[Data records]
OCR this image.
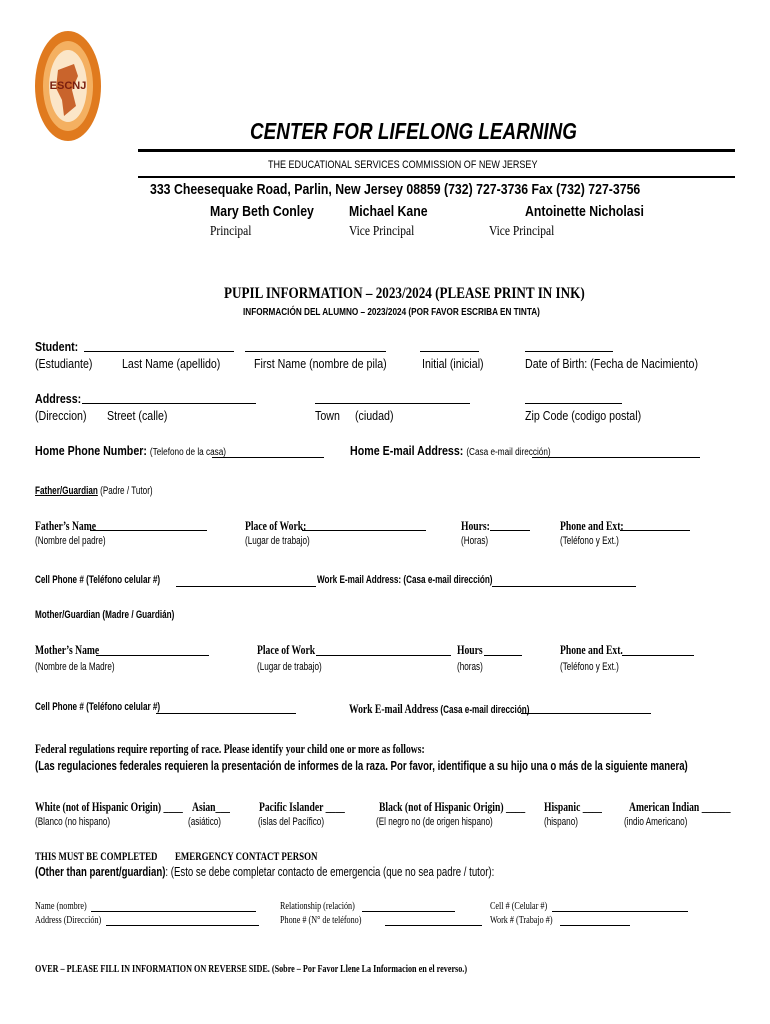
ESCNJ
CENTER FOR LIFELONG LEARNING
THE EDUCATIONAL SERVICES COMMISSION OF NEW JERSEY
333 Cheesequake Road, Parlin, New Jersey 08859 (732) 727-3736 Fax (732) 727-3756
Mary Beth Conley	Michael Kane	Antoinette Nicholasi
Principal	Vice Principal	Vice Principal
PUPIL INFORMATION – 2023/2024 (PLEASE PRINT IN INK)
INFORMACIÓN DEL ALUMNO – 2023/2024 (POR FAVOR ESCRIBA EN TINTA)
Student:
(Estudiante)	Last Name (apellido)	First Name (nombre de pila)	Initial (inicial)	Date of Birth: (Fecha de Nacimiento)
Address:
(Direccion)	Street (calle)	Town	(ciudad)	Zip Code (codigo postal)
Home Phone Number: (Telefono de la casa)	Home E-mail Address: (Casa e-mail dirección)
Father/Guardian (Padre / Tutor)
Father’s Name	Place of Work:	Hours:	Phone and Ext:
(Nombre del padre)	(Lugar de trabajo)	(Horas)	(Teléfono y Ext.)
Cell Phone # (Teléfono celular #)	Work E-mail Address: (Casa e-mail dirección)
Mother/Guardian (Madre / Guardián)
Mother’s Name	Place of Work	Hours	Phone and Ext.
(Nombre de la Madre)	(Lugar de trabajo)	(horas)	(Teléfono y Ext.)
Cell Phone # (Teléfono celular #)	Work E-mail Address (Casa e-mail dirección)
Federal regulations require reporting of race. Please identify your child one or more as follows:
(Las regulaciones federales requieren la presentación de informes de la raza. Por favor, identifique a su hijo una o más de la siguiente manera)
White (not of Hispanic Origin) ____ Asian___	Pacific Islander ____	Black (not of Hispanic Origin) ____	Hispanic ____	American Indian ______
(Blanco (no hispano)	(asiático)	(islas del Pacífico)	(El negro no (de origen hispano)	(hispano)	(indio Americano)
THIS MUST BE COMPLETED	EMERGENCY CONTACT PERSON
(Other than parent/guardian): (Esto se debe completar contacto de emergencia (que no sea padre / tutor):
Name (nombre)
Address (Dirección)
Relationship (relación)
Phone # (N° de teléfono)
Cell # (Celular #)
Work # (Trabajo #)
OVER – PLEASE FILL IN INFORMATION ON REVERSE SIDE. (Sobre – Por Favor Llene La Informacion en el reverso.)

THE EXERCISE —
Each line of the data should be quoted exactly, with pictures left out.

RESPONSE TO THIS EXERCISE —
OCR this image.
ESCNJ
CENTER FOR LIFELONG LEARNING
THE EDUCATIONAL SERVICES COMMISSION OF NEW JERSEY
333 Cheesequake Road, Parlin, New Jersey 08859 (732) 727-3736 Fax (732) 727-3756
Mary Beth Conley	Michael Kane	Antoinette Nicholasi
Principal	Vice Principal	Vice Principal
PUPIL INFORMATION – 2023/2024 (PLEASE PRINT IN INK)
INFORMACIÓN DEL ALUMNO – 2023/2024 (POR FAVOR ESCRIBA EN TINTA)
Student:
(Estudiante)	Last Name (apellido)	First Name (nombre de pila)	Initial (inicial)	Date of Birth: (Fecha de Nacimiento)
Address:
(Direccion)	Street (calle)	Town	(ciudad)	Zip Code (codigo postal)
Home Phone Number: (Telefono de la casa)	Home E-mail Address: (Casa e-mail dirección)
Father/Guardian (Padre / Tutor)
Father’s Name	Place of Work:	Hours:	Phone and Ext:
(Nombre del padre)	(Lugar de trabajo)	(Horas)	(Teléfono y Ext.)
Cell Phone # (Teléfono celular #)	Work E-mail Address: (Casa e-mail dirección)
Mother/Guardian (Madre / Guardián)
Mother’s Name	Place of Work	Hours	Phone and Ext.
(Nombre de la Madre)	(Lugar de trabajo)	(horas)	(Teléfono y Ext.)
Cell Phone # (Teléfono celular #)	Work E-mail Address (Casa e-mail dirección)
Federal regulations require reporting of race. Please identify your child one or more as follows:
(Las regulaciones federales requieren la presentación de informes de la raza. Por favor, identifique a su hijo una o más de la siguiente manera)
White (not of Hispanic Origin) ____ Asian___	Pacific Islander ____	Black (not of Hispanic Origin) ____	Hispanic ____	American Indian ______
(Blanco (no hispano)	(asiático)	(islas del Pacífico)	(El negro no (de origen hispano)	(hispano)	(indio Americano)
THIS MUST BE COMPLETED	EMERGENCY CONTACT PERSON
(Other than parent/guardian): (Esto se debe completar contacto de emergencia (que no sea padre / tutor):
Name (nombre)
Address (Dirección)
Relationship (relación)
Phone # (N° de teléfono)
Cell # (Celular #)
Work # (Trabajo #)
OVER – PLEASE FILL IN INFORMATION ON REVERSE SIDE. (Sobre – Por Favor Llene La Informacion en el reverso.)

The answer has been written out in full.